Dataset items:
--- --- ---

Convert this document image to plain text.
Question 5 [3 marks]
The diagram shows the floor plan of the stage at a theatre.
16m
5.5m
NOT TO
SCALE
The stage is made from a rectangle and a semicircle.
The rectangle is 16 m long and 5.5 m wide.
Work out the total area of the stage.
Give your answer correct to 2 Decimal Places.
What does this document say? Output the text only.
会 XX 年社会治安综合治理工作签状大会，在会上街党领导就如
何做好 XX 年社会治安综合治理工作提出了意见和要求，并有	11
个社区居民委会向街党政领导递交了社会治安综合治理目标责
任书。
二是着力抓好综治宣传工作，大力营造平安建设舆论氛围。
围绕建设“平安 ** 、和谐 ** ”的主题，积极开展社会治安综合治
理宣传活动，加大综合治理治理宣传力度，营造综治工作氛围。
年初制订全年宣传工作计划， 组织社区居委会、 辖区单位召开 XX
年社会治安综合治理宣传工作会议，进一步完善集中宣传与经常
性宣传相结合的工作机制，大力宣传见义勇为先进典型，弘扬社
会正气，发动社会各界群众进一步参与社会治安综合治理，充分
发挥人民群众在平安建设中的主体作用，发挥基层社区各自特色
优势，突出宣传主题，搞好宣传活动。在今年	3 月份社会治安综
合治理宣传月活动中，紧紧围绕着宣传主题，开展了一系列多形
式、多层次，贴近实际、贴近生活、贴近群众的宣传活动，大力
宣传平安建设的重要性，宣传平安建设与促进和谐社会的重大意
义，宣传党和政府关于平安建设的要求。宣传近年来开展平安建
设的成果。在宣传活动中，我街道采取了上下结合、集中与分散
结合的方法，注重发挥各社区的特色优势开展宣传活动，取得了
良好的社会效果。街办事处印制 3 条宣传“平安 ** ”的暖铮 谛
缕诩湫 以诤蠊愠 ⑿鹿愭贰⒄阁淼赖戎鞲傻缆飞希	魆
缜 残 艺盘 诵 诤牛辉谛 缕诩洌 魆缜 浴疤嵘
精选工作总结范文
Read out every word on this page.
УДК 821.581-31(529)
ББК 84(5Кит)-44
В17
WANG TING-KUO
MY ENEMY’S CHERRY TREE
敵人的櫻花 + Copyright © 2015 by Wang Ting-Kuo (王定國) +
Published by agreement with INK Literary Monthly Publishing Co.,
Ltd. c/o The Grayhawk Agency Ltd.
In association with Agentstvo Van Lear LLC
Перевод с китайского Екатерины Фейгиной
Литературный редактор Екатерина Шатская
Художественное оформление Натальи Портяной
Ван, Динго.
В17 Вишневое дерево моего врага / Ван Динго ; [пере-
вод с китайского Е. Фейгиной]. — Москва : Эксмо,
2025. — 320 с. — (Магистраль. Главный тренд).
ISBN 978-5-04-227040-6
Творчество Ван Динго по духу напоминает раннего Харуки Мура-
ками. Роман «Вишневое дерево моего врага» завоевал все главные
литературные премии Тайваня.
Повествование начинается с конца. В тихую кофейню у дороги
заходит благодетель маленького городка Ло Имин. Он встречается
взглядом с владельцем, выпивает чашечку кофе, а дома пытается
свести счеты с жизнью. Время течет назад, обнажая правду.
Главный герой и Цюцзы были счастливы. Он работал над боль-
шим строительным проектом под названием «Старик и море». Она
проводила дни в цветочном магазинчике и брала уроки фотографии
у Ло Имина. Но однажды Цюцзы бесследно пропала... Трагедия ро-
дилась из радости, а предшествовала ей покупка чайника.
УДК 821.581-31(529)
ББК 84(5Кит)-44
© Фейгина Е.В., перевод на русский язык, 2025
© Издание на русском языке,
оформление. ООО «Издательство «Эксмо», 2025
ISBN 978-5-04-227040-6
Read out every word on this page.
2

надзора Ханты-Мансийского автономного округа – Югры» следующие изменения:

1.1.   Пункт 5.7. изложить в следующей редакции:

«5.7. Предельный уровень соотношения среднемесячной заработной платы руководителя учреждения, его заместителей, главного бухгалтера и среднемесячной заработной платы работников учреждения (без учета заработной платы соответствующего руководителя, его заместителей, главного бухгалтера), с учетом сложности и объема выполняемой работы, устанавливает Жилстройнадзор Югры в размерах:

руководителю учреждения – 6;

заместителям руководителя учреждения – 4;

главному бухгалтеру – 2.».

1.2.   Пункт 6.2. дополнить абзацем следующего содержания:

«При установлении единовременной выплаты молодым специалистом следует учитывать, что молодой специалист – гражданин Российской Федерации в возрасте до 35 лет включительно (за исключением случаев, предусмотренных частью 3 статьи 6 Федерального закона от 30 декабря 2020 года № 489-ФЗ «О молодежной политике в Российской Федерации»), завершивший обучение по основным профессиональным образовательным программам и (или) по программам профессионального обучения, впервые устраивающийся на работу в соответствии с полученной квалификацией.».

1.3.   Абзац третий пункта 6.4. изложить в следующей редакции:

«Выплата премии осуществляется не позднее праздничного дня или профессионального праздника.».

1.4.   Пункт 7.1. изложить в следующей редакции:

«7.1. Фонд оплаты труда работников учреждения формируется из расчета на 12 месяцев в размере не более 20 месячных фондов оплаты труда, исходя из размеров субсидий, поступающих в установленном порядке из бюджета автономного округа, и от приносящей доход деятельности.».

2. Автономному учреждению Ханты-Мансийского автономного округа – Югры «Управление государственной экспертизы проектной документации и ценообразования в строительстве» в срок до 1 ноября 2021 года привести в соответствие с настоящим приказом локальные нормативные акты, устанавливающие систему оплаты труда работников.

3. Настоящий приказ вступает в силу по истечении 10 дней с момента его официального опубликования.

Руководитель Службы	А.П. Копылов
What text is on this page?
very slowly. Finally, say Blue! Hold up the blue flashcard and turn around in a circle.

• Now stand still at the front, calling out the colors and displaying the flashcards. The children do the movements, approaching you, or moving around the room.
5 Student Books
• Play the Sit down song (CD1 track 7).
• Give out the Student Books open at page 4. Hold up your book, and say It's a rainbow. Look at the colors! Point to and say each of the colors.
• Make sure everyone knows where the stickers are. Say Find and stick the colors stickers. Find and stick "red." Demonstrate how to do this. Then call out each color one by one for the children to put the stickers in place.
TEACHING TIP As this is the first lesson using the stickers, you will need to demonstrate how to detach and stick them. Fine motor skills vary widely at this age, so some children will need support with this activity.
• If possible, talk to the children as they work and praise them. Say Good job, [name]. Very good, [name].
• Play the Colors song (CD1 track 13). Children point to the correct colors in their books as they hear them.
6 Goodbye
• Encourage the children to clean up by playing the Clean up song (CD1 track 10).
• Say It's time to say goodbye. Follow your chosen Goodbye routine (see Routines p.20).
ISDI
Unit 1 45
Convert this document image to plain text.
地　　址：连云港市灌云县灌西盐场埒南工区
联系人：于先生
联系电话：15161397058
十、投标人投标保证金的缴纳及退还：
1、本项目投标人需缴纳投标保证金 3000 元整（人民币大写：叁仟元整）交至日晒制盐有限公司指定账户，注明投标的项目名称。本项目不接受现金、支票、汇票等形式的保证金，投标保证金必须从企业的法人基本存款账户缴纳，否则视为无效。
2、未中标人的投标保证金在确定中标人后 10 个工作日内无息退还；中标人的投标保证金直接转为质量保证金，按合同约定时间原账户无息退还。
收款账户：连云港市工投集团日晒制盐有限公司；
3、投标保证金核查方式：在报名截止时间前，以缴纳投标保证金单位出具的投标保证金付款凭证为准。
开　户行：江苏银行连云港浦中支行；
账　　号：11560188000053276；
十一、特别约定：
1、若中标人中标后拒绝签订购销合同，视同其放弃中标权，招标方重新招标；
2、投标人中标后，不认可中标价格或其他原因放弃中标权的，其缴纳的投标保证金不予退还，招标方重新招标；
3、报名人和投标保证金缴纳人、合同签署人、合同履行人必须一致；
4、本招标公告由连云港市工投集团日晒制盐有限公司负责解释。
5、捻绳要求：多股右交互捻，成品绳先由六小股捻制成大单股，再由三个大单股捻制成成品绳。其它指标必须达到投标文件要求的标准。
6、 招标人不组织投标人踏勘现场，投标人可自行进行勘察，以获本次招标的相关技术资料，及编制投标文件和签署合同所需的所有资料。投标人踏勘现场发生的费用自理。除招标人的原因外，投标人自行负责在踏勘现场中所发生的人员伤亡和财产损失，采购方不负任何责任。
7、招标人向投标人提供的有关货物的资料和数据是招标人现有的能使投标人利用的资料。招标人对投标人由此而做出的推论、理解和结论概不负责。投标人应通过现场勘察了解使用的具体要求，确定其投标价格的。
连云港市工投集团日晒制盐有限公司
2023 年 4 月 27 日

--- --- ---

The problem ▸ Scan the data for the word "song" and copy every line where it shows up.

Answer to the exercise ▸
• Play the Sit down song (CD1 track 7).
• Play the Colors song (CD1 track 13). Children point to the correct colors in their books as they hear them.
• Encourage the children to clean up by playing the Clean up song (CD1 track 10).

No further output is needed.